CONSIGNE ÉCRITE
Selon le texte fourni, qu'est-ce qui fait que l'aménagement durable et sobre en consommation de sols devient la norme ? Répondez en une à trois phrases.

TEXTE FOURNI
******
On constate, notamment dans nos entretiens, que la question environnementale, que les générations précédentes d’aménageurs ne considéraient ou ne maîtrisaient que peu, est aujourd’hui intégrée dans les pratiques des nouvelles équipes. Dans le même temps, les équipes de maîtrise d’ouvrage se diversifient. Les urbanistes, agronomes, architectes, géotechniciens, paysagistes, géomaticiens, etc., se retrouvent à travailler ensemble au sein d’équipes pluridisciplinaires. L’aménagement durable, et sobre en matière de consommation de sols, devient alors la norme, et beaucoup de postes intégrant ces nouvelles compétences sont créés à partir des années 2020. L’objectif est d’opérer ce que ces derniers appellent une « transition agro-économique » du plateau : tout doit fonctionner de manière systémique, et les terres agricoles doivent absolument être valorisées.
******
JEU DE DONNÉES
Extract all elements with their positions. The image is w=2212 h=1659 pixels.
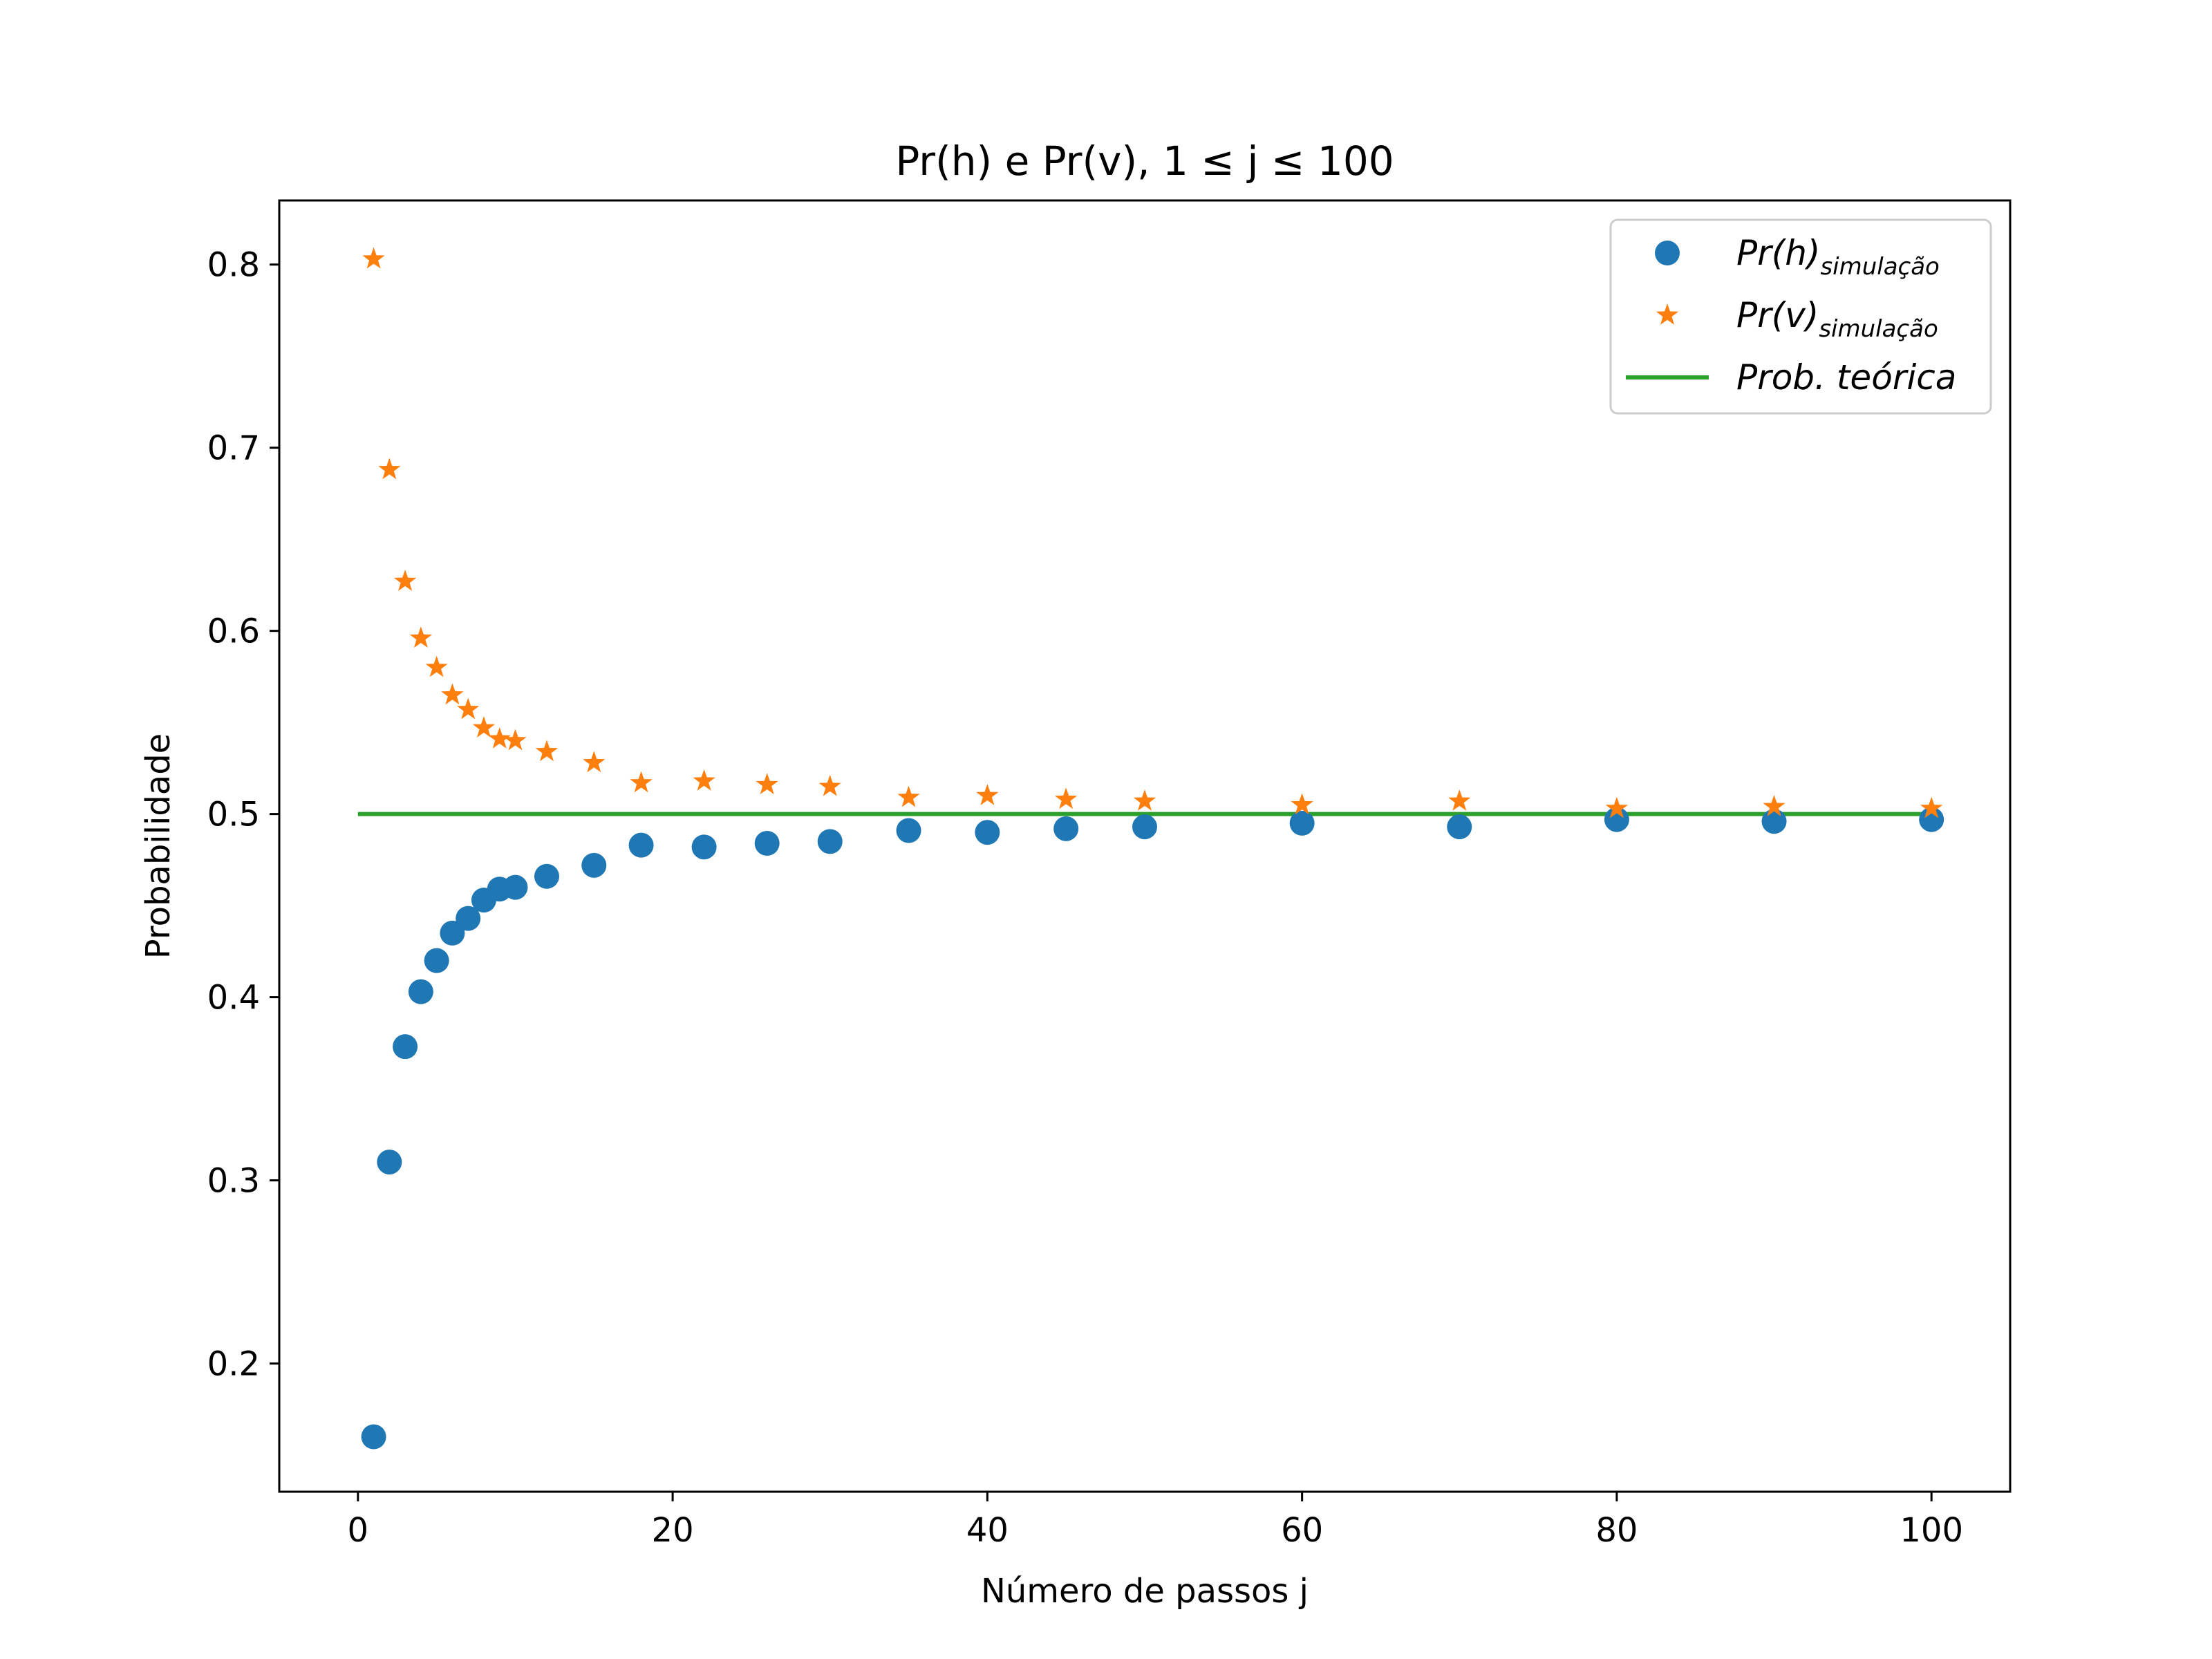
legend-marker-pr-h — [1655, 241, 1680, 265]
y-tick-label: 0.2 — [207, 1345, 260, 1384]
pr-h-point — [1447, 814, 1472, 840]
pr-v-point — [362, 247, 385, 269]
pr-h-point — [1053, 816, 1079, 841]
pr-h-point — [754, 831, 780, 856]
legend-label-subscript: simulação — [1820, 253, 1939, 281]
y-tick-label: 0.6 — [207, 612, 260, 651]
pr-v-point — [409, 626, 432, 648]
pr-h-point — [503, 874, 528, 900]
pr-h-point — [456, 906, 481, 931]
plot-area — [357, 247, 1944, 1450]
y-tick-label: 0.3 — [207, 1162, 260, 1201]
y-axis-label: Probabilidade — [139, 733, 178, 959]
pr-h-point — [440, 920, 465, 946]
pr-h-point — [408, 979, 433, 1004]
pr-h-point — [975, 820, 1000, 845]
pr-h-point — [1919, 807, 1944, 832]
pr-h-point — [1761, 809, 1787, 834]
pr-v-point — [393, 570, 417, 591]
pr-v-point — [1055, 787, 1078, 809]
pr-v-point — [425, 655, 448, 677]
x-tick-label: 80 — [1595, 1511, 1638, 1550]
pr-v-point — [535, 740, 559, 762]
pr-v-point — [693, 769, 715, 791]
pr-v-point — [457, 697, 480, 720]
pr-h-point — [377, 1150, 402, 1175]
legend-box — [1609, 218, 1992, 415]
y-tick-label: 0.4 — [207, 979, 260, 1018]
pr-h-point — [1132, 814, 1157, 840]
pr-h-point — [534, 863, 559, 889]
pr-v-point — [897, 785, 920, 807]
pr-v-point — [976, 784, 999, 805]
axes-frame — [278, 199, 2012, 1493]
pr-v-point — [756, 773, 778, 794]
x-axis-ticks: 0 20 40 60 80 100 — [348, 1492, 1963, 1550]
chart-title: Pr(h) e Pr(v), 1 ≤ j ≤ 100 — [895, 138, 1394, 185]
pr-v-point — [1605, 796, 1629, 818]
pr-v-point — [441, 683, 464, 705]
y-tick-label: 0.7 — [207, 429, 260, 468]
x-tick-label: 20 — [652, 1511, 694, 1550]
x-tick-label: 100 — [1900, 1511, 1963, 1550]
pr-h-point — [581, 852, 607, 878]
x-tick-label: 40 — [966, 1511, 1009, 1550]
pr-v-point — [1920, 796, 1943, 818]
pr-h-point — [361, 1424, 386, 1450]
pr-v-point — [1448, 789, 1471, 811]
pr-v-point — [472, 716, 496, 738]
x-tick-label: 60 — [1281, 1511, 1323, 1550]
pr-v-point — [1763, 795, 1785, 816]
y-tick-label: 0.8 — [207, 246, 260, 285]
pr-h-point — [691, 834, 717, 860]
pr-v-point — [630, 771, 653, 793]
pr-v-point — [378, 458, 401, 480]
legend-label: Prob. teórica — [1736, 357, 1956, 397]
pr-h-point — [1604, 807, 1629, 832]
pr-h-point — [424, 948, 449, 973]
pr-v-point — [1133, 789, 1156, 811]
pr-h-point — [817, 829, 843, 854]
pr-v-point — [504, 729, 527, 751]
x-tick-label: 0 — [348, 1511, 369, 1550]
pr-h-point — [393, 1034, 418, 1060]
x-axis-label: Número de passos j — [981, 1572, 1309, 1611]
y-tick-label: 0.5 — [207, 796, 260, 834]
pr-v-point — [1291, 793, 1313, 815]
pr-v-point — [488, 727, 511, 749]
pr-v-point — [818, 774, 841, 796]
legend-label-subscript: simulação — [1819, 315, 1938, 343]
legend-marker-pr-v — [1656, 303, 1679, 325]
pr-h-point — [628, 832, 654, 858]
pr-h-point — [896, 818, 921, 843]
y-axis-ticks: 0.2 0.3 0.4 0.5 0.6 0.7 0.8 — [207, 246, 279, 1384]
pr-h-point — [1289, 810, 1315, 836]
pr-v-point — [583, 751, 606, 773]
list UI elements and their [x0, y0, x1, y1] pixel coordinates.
******
SOLUTION
Les nouvelles équipes ont intégré à leurs pratiques la question environnementale, que les générations précédentes d'aménageurs considéraient ou maîtrisaient peu. Dans le même temps, les équipes de maîtrise d'ouvrage se diversifient : urbanistes, agronomes, architectes, géotechniciens, paysagistes, géomaticiens, etc. y travaillent ensemble au sein d'équipes pluridisciplinaires.